* _WHAT IS EXPECTED_:
State how many lines of the entries include the string "text", please, leaving out everything but the number.

* _EXTRACTED MATERIAL_:
__________
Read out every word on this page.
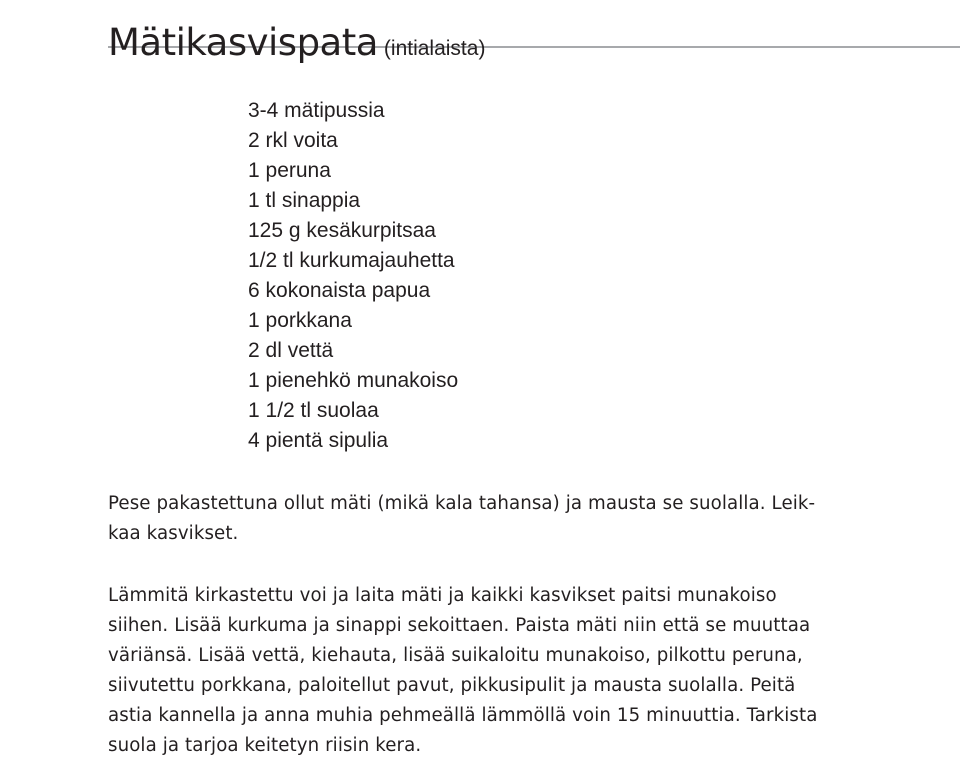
Mätikasvispata (intialaista)
3-4 mätipussia
2 rkl voita
1 peruna
1 tl sinappia
125 g kesäkurpitsaa
1/2 tl kurkumajauhetta
6 kokonaista papua
1 porkkana
2 dl vettä
1 pienehkö munakoiso
1 1/2 tl suolaa
4 pientä sipulia

Pese pakastettuna ollut mäti (mikä kala tahansa) ja mausta se suolalla. Leik-
kaa kasvikset.

Lämmitä kirkastettu voi ja laita mäti ja kaikki kasvikset paitsi munakoiso
siihen. Lisää kurkuma ja sinappi sekoittaen. Paista mäti niin että se muuttaa
väriänsä. Lisää vettä, kiehauta, lisää suikaloitu munakoiso, pilkottu peruna,
siivutettu porkkana, paloitellut pavut, pikkusipulit ja mausta suolalla. Peitä
astia kannella ja anna muhia pehmeällä lämmöllä voin 15 minuuttia. Tarkista
suola ja tarjoa keitetyn riisin kera.
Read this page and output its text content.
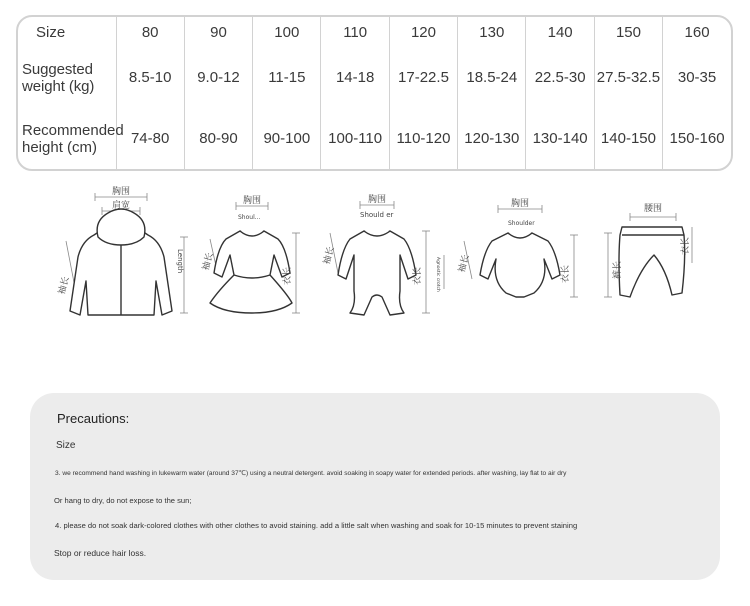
Size	80	90	100	110	120	130	140	150	160
Suggested weight (kg)	8.5-10	9.0-12	11-15	14-18	17-22.5	18.5-24	22.5-30	27.5-32.5	30-35
Recommended height (cm)	74-80	80-90	90-100	100-110	110-120	120-130	130-140	140-150	150-160
胸围
肩宽
袖长
Length
胸围
Shoul...
袖长
衣长
胸围
Should er
袖长
衣长	Agnostic crotch
胸围
Shoulder
袖长
衣长
腰围
裤长
衣长
Precautions:
Size
3. we recommend hand washing in lukewarm water (around 37℃) using a neutral detergent. avoid soaking in soapy water for extended periods. after washing, lay flat to air dry
Or hang to dry, do not expose to the sun;
4. please do not soak dark-colored clothes with other clothes to avoid staining. add a little salt when washing and soak for 10-15 minutes to prevent staining
Stop or reduce hair loss.
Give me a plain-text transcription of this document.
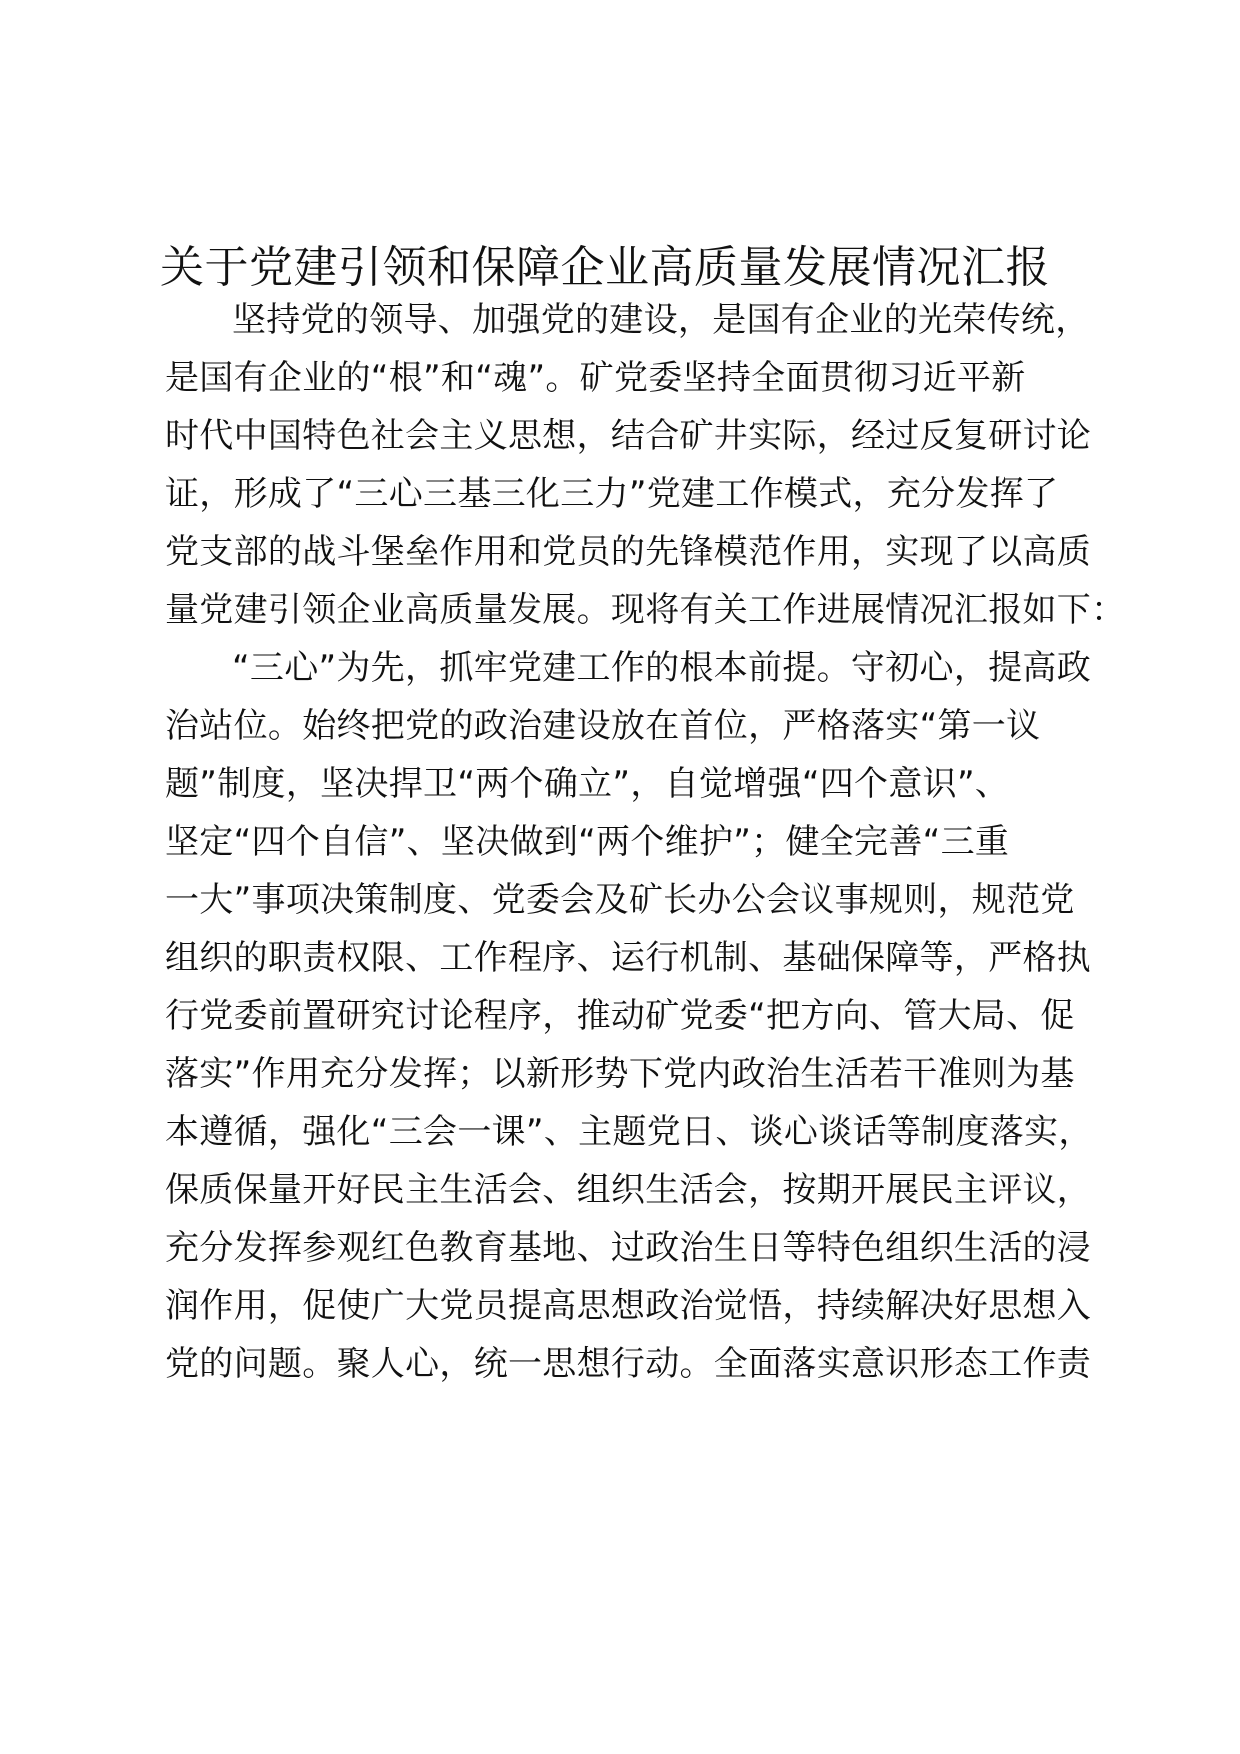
关于党建引领和保障企业高质量发展情况汇报
坚持党的领导、加强党的建设，是国有企业的光荣传统，
是国有企业的“根”和“魂”。矿党委坚持全面贯彻习近平新
时代中国特色社会主义思想，结合矿井实际，经过反复研讨论
证，形成了“三心三基三化三力”党建工作模式，充分发挥了
党支部的战斗堡垒作用和党员的先锋模范作用，实现了以高质
量党建引领企业高质量发展。现将有关工作进展情况汇报如下：
“三心”为先，抓牢党建工作的根本前提。守初心，提高政
治站位。始终把党的政治建设放在首位，严格落实“第一议
题”制度，坚决捍卫“两个确立”，自觉增强“四个意识”、
坚定“四个自信”、坚决做到“两个维护”；健全完善“三重
一大”事项决策制度、党委会及矿长办公会议事规则，规范党
组织的职责权限、工作程序、运行机制、基础保障等，严格执
行党委前置研究讨论程序，推动矿党委“把方向、管大局、促
落实”作用充分发挥；以新形势下党内政治生活若干准则为基
本遵循，强化“三会一课”、主题党日、谈心谈话等制度落实，
保质保量开好民主生活会、组织生活会，按期开展民主评议，
充分发挥参观红色教育基地、过政治生日等特色组织生活的浸
润作用，促使广大党员提高思想政治觉悟，持续解决好思想入
党的问题。聚人心，统一思想行动。全面落实意识形态工作责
__________
* _EXERCISE OUTPUT_:
2